* Available data
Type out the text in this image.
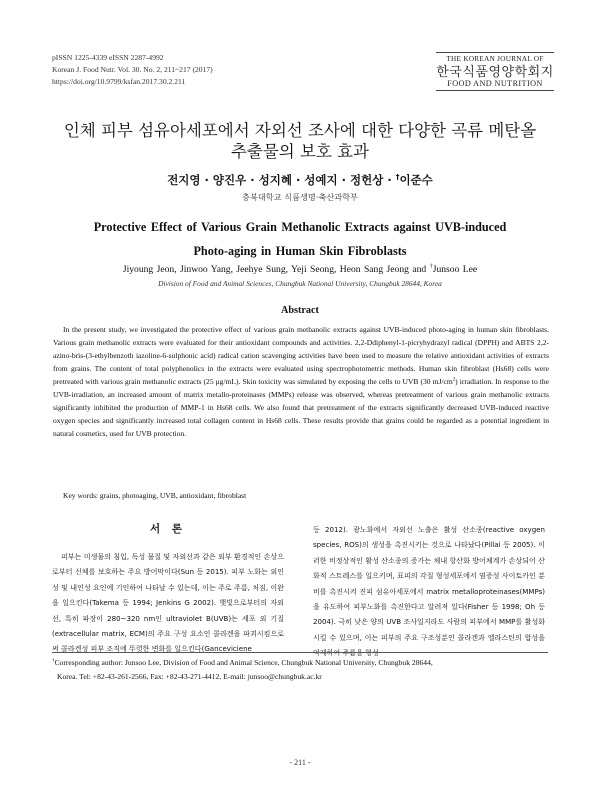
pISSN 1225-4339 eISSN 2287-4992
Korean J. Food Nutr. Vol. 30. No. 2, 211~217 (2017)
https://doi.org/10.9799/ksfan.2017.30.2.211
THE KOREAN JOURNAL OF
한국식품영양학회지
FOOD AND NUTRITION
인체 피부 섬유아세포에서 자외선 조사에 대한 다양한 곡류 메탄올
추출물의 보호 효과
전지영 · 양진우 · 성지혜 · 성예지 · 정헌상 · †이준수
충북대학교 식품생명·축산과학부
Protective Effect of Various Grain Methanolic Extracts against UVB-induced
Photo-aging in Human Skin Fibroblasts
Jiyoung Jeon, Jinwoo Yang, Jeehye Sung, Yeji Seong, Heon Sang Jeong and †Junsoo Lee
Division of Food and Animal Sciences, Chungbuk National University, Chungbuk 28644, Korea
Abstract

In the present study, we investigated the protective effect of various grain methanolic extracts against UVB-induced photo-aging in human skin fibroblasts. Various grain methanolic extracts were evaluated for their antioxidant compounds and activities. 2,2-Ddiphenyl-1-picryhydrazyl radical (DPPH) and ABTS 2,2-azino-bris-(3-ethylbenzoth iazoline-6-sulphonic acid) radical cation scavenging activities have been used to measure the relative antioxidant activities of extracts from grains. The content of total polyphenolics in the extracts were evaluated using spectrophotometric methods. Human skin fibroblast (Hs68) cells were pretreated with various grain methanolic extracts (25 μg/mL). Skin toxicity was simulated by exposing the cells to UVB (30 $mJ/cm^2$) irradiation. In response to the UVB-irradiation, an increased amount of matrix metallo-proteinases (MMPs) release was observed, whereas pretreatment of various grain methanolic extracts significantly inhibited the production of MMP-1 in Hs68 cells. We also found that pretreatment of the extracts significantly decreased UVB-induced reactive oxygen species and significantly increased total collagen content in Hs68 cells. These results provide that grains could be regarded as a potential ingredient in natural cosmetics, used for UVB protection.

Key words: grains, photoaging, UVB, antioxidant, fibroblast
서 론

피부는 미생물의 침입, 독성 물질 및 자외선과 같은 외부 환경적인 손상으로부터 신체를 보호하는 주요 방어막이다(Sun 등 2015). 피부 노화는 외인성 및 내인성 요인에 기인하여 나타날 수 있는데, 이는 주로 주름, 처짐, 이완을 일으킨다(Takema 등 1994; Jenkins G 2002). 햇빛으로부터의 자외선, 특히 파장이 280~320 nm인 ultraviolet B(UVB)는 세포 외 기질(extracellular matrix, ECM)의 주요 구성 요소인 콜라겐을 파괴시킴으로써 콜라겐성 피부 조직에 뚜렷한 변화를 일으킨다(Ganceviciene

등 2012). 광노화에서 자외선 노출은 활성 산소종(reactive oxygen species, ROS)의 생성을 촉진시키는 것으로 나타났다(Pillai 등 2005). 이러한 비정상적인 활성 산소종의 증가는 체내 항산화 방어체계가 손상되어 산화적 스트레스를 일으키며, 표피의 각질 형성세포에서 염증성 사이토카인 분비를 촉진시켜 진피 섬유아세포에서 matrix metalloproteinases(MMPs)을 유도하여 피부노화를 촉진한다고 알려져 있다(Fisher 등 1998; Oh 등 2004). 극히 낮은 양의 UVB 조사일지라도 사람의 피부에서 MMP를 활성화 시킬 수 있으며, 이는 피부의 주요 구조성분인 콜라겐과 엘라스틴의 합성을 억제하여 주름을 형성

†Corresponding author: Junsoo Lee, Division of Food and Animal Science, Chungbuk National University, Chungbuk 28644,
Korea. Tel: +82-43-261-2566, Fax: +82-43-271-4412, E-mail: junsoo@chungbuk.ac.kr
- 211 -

* Problem
What is needed is an exact copy of all the entries above, minus the pictures.

* Written response
Type out the text in this image.
pISSN 1225-4339 eISSN 2287-4992
Korean J. Food Nutr. Vol. 30. No. 2, 211~217 (2017)
https://doi.org/10.9799/ksfan.2017.30.2.211
THE KOREAN JOURNAL OF
한국식품영양학회지
FOOD AND NUTRITION
인체 피부 섬유아세포에서 자외선 조사에 대한 다양한 곡류 메탄올
추출물의 보호 효과
전지영 · 양진우 · 성지혜 · 성예지 · 정헌상 · †이준수
충북대학교 식품생명·축산과학부
Protective Effect of Various Grain Methanolic Extracts against UVB-induced
Photo-aging in Human Skin Fibroblasts
Jiyoung Jeon, Jinwoo Yang, Jeehye Sung, Yeji Seong, Heon Sang Jeong and †Junsoo Lee
Division of Food and Animal Sciences, Chungbuk National University, Chungbuk 28644, Korea
Abstract

In the present study, we investigated the protective effect of various grain methanolic extracts against UVB-induced photo-aging in human skin fibroblasts. Various grain methanolic extracts were evaluated for their antioxidant compounds and activities. 2,2-Ddiphenyl-1-picryhydrazyl radical (DPPH) and ABTS 2,2-azino-bris-(3-ethylbenzoth iazoline-6-sulphonic acid) radical cation scavenging activities have been used to measure the relative antioxidant activities of extracts from grains. The content of total polyphenolics in the extracts were evaluated using spectrophotometric methods. Human skin fibroblast (Hs68) cells were pretreated with various grain methanolic extracts (25 μg/mL). Skin toxicity was simulated by exposing the cells to UVB (30 $mJ/cm^2$) irradiation. In response to the UVB-irradiation, an increased amount of matrix metallo-proteinases (MMPs) release was observed, whereas pretreatment of various grain methanolic extracts significantly inhibited the production of MMP-1 in Hs68 cells. We also found that pretreatment of the extracts significantly decreased UVB-induced reactive oxygen species and significantly increased total collagen content in Hs68 cells. These results provide that grains could be regarded as a potential ingredient in natural cosmetics, used for UVB protection.

Key words: grains, photoaging, UVB, antioxidant, fibroblast
서 론

피부는 미생물의 침입, 독성 물질 및 자외선과 같은 외부 환경적인 손상으로부터 신체를 보호하는 주요 방어막이다(Sun 등 2015). 피부 노화는 외인성 및 내인성 요인에 기인하여 나타날 수 있는데, 이는 주로 주름, 처짐, 이완을 일으킨다(Takema 등 1994; Jenkins G 2002). 햇빛으로부터의 자외선, 특히 파장이 280~320 nm인 ultraviolet B(UVB)는 세포 외 기질(extracellular matrix, ECM)의 주요 구성 요소인 콜라겐을 파괴시킴으로써 콜라겐성 피부 조직에 뚜렷한 변화를 일으킨다(Ganceviciene

등 2012). 광노화에서 자외선 노출은 활성 산소종(reactive oxygen species, ROS)의 생성을 촉진시키는 것으로 나타났다(Pillai 등 2005). 이러한 비정상적인 활성 산소종의 증가는 체내 항산화 방어체계가 손상되어 산화적 스트레스를 일으키며, 표피의 각질 형성세포에서 염증성 사이토카인 분비를 촉진시켜 진피 섬유아세포에서 matrix metalloproteinases(MMPs)을 유도하여 피부노화를 촉진한다고 알려져 있다(Fisher 등 1998; Oh 등 2004). 극히 낮은 양의 UVB 조사일지라도 사람의 피부에서 MMP를 활성화 시킬 수 있으며, 이는 피부의 주요 구조성분인 콜라겐과 엘라스틴의 합성을 억제하여 주름을 형성

†Corresponding author: Junsoo Lee, Division of Food and Animal Science, Chungbuk National University, Chungbuk 28644,
Korea. Tel: +82-43-261-2566, Fax: +82-43-271-4412, E-mail: junsoo@chungbuk.ac.kr
- 211 -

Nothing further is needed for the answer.